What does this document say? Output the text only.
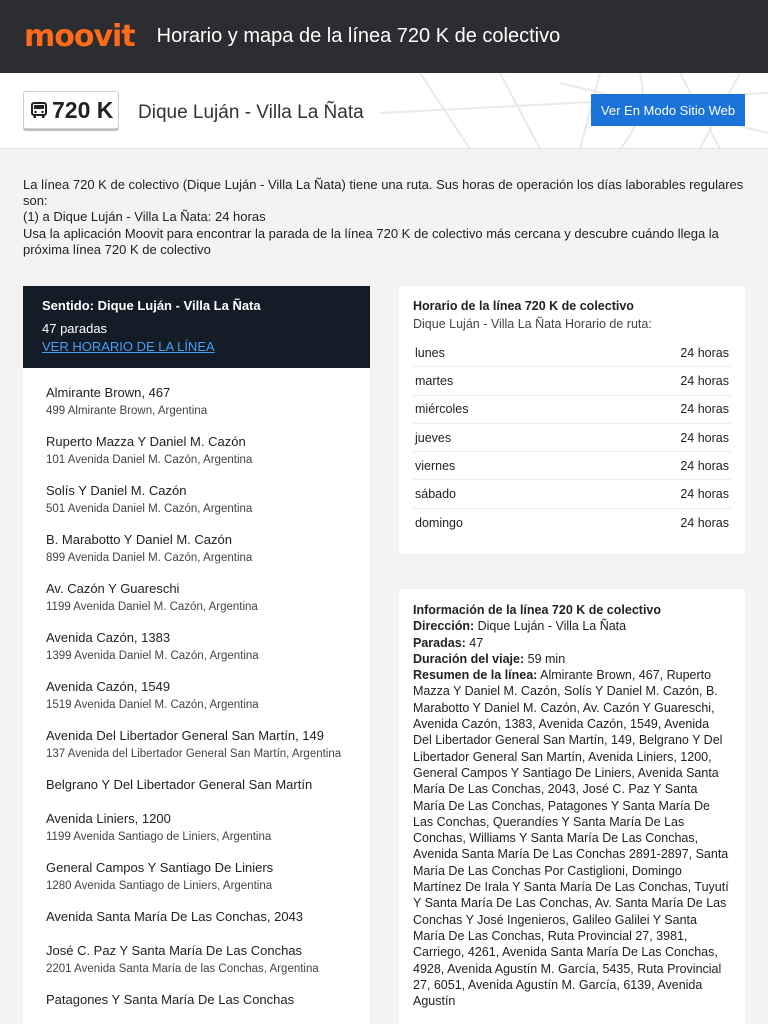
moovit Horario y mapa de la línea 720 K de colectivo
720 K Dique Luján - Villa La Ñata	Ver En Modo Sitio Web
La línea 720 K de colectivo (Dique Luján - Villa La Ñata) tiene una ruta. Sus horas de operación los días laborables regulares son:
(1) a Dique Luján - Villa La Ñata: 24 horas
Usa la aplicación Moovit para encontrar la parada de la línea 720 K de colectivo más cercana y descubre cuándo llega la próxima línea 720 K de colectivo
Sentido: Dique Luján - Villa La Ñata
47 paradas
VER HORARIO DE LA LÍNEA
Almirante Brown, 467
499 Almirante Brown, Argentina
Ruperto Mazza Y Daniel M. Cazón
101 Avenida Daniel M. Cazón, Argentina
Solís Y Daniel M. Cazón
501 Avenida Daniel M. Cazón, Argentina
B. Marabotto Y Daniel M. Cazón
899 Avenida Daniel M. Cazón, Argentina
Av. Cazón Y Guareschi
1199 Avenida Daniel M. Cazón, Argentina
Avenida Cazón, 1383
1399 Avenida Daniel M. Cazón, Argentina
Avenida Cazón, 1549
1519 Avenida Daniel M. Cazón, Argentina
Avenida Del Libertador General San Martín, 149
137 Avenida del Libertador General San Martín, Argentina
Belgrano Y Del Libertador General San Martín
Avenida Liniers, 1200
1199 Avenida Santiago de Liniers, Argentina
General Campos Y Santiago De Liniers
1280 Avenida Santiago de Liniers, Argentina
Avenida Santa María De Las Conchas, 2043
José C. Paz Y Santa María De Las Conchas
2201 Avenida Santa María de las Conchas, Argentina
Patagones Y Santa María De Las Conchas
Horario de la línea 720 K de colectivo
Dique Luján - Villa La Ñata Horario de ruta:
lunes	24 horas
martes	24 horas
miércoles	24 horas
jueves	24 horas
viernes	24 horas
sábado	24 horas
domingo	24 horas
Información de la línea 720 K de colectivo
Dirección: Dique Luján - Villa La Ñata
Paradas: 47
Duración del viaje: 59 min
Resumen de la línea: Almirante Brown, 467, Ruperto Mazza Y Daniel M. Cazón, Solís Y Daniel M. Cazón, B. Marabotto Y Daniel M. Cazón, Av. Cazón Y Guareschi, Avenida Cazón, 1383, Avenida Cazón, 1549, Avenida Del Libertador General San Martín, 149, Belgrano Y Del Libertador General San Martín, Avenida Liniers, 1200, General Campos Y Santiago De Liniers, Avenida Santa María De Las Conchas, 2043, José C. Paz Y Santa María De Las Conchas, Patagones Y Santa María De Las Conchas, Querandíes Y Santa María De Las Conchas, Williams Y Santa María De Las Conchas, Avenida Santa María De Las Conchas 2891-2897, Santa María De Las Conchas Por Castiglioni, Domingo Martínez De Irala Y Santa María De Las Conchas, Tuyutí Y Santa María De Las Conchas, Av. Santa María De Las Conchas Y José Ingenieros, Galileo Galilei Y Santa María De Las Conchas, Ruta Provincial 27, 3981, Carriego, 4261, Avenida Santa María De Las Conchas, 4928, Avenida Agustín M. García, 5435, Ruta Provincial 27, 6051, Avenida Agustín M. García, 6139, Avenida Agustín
━━━━━━
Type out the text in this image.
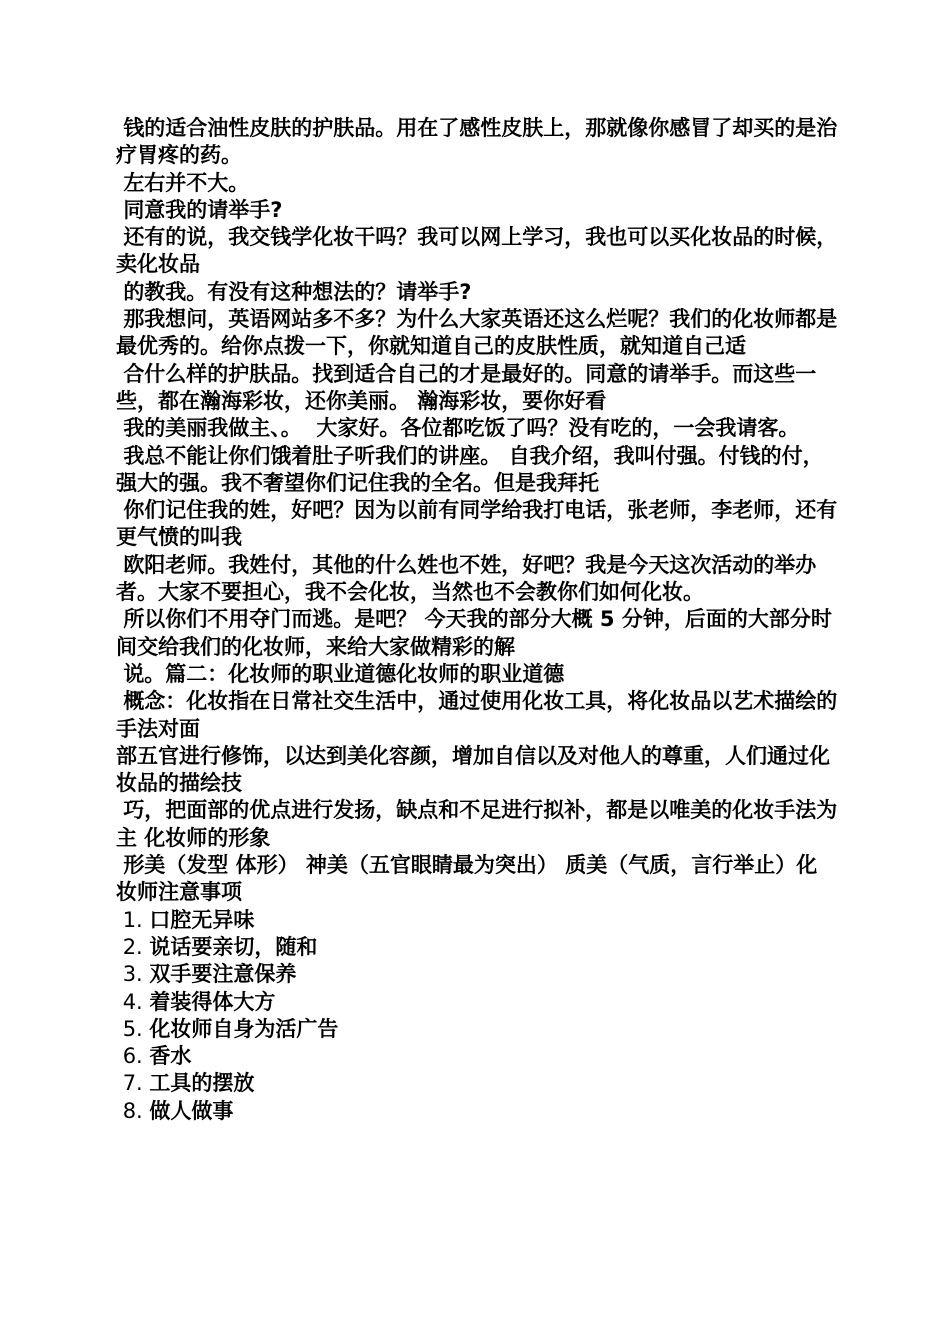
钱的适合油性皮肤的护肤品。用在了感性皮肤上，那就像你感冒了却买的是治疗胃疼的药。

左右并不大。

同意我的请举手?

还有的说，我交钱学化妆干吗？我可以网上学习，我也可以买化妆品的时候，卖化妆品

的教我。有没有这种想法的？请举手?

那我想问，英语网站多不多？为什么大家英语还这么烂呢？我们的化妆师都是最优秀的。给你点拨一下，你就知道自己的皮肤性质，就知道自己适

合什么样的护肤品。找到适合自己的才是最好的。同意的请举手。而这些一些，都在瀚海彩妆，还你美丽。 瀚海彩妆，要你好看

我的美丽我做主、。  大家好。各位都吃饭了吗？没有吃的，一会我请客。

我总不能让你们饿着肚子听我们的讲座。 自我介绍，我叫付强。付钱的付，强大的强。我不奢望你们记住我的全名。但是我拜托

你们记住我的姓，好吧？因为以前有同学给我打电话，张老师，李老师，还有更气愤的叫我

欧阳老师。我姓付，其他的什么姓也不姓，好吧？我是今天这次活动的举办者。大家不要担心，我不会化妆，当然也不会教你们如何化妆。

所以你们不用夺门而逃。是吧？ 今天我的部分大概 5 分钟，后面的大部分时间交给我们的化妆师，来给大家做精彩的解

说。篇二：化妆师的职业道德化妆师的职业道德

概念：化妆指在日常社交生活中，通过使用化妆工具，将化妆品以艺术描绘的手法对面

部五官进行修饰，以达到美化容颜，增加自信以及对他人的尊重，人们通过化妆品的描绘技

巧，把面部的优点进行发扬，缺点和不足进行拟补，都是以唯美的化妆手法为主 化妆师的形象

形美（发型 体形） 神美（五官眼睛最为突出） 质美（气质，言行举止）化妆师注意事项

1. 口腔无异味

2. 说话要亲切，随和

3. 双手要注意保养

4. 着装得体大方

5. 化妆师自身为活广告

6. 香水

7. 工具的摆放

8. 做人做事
━━━━━━
# [Exercise]
Report every line in the data above in which the word "this" appears.

# [Response below]
What does this document say? Output the text only.
Type out the text in this image.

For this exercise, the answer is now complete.